[Start Exercise input]

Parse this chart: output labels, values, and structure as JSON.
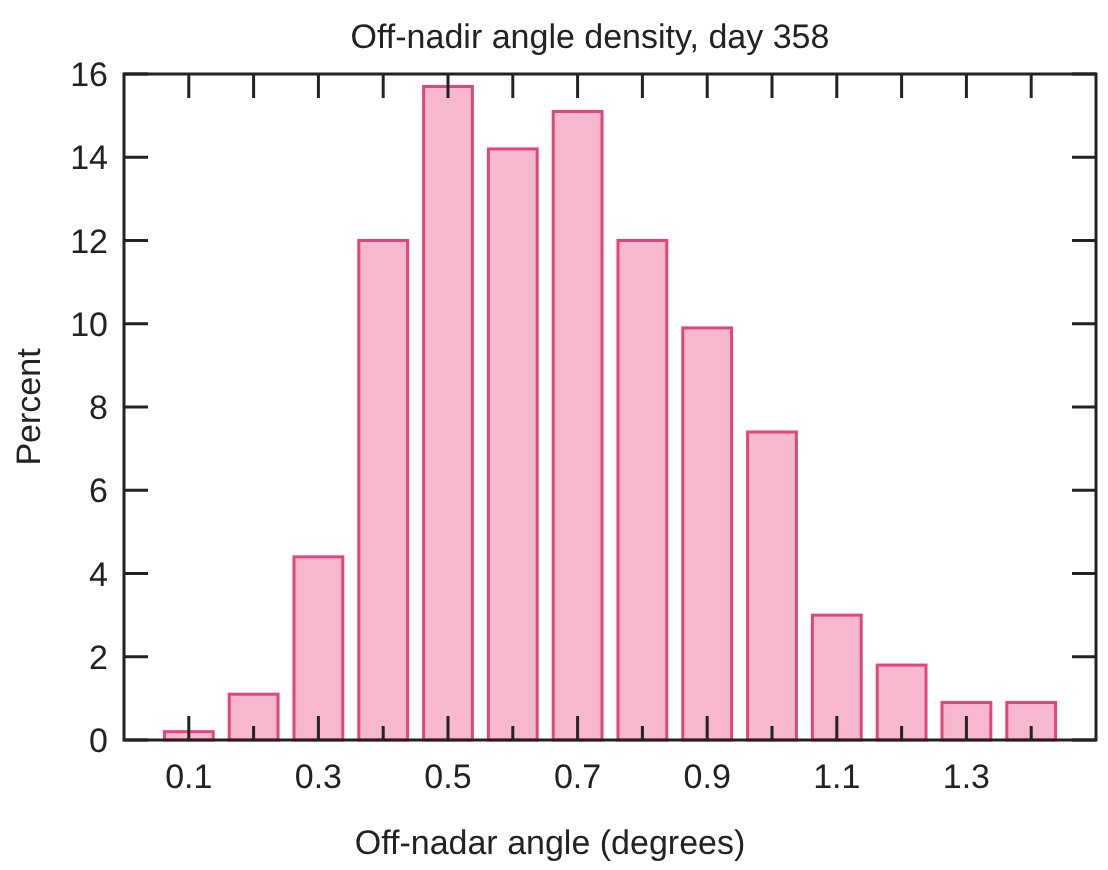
{
  "chart_data": {
    "type": "histogram",
    "title": "Off-nadir angle density, day 358",
    "xlabel": "Off-nadar angle (degrees)",
    "ylabel": "Percent",
    "bins": [
      0.05,
      0.15,
      0.25,
      0.35,
      0.45,
      0.55,
      0.65,
      0.75,
      0.85,
      0.95,
      1.05,
      1.15,
      1.25,
      1.35,
      1.45
    ],
    "values": [
      0.2,
      1.1,
      4.4,
      12,
      15.7,
      14.2,
      15.1,
      12,
      9.9,
      7.4,
      3,
      1.8,
      0.9,
      0.9
    ],
    "color": "#f7b8cf",
    "xlim": [
      0,
      1.5
    ],
    "xticks": [
      0.1,
      {
        "value": 0.2,
        "label": null
      },
      0.3,
      {
        "value": 0.4,
        "label": null
      },
      0.5,
      {
        "value": 0.6,
        "label": null
      },
      0.7,
      {
        "value": 0.8,
        "label": null
      },
      0.9,
      {
        "value": 1.0,
        "label": null
      },
      1.1,
      {
        "value": 1.2,
        "label": null
      },
      1.3,
      {
        "value": 1.4,
        "label": null
      }
    ],
    "ylim": [
      0,
      16
    ],
    "yticks": [
      0,
      2,
      4,
      6,
      8,
      10,
      12,
      14,
      16
    ],
    "grid": false
  }
}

[End Exercise input]

**Problem description:** From the material above, copy each line that includes the word "angle".

**The completed task:**
    "title": "Off-nadir angle density, day 358",
    "xlabel": "Off-nadar angle (degrees)",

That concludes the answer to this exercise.